Data entries for graphics
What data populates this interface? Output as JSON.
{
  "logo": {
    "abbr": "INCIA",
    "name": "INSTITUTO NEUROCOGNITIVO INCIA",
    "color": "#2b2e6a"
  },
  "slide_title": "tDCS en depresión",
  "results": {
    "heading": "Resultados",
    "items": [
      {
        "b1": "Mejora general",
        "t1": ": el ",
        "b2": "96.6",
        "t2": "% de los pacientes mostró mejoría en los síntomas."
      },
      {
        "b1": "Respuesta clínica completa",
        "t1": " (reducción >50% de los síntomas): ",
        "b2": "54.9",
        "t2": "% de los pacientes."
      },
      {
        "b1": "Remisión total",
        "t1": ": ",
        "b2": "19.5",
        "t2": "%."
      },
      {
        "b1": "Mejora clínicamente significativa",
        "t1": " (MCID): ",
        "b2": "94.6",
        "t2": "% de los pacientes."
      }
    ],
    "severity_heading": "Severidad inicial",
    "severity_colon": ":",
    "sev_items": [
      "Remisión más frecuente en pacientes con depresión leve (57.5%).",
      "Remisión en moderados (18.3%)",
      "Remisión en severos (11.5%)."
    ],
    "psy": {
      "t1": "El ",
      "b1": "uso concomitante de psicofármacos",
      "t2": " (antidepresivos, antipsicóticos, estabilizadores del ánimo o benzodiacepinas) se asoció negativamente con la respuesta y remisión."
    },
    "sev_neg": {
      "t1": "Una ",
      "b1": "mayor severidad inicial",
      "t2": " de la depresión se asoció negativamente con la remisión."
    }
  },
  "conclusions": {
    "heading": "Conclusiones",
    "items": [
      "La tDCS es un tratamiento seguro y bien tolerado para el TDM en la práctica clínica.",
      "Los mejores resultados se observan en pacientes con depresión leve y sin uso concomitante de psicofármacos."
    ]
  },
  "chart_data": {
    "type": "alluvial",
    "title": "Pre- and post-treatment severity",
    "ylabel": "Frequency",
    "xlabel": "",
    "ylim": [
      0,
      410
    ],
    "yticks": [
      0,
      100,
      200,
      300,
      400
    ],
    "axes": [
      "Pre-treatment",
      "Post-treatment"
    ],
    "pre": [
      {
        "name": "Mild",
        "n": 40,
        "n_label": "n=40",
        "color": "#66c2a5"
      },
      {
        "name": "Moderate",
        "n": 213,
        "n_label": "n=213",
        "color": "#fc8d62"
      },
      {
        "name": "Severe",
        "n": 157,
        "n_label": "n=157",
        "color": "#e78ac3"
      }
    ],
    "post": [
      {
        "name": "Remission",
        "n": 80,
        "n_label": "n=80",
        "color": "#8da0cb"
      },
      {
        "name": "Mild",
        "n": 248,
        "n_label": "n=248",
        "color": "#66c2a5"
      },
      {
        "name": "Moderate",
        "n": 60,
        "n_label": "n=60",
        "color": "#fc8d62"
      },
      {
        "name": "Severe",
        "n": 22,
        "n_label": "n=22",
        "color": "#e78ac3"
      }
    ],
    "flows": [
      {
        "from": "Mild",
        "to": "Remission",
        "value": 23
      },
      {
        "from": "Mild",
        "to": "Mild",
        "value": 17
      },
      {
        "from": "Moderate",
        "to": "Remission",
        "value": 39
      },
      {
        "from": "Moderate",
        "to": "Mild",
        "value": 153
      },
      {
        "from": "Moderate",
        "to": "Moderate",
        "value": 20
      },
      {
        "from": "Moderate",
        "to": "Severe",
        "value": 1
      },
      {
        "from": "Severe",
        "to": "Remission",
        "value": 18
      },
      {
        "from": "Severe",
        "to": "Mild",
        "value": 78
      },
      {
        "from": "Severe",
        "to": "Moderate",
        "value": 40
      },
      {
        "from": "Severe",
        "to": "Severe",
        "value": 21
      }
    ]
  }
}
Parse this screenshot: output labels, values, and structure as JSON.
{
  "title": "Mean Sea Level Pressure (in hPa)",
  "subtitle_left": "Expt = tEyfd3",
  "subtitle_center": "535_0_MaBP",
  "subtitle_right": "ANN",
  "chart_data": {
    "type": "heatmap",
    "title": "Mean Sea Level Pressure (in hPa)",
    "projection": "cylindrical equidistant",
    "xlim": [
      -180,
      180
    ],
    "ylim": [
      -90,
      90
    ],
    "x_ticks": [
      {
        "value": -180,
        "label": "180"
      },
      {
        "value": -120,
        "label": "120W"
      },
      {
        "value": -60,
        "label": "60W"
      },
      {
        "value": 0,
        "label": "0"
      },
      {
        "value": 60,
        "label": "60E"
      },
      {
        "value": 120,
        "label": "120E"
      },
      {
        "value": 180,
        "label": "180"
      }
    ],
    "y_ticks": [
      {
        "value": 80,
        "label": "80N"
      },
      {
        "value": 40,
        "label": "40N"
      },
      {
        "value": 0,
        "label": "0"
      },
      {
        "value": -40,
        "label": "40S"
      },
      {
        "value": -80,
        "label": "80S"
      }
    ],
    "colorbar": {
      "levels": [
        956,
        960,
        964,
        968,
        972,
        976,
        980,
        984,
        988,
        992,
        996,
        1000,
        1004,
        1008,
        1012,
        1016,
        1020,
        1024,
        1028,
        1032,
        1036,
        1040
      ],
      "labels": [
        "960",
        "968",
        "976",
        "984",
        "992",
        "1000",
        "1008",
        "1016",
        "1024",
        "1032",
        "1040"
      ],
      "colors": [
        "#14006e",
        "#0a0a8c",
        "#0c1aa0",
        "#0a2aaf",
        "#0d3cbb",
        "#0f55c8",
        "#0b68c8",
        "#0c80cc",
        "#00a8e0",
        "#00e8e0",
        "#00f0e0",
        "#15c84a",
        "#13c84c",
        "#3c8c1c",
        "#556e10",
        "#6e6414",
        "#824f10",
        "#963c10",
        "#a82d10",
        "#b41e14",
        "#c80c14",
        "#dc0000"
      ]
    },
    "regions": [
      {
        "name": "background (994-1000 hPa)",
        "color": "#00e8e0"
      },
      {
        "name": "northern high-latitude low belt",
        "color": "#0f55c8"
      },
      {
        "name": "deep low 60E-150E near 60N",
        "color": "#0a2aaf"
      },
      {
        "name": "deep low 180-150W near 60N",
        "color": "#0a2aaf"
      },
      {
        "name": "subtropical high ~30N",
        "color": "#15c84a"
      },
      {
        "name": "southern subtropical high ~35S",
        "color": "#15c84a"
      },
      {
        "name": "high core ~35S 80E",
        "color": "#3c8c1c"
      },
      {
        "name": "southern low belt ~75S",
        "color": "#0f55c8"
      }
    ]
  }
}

§ Exercise:
List all lines where "labels" occurs.

§ Correct answer:
Parse this screenshot: output labels, values, and structure as JSON.
      "labels": [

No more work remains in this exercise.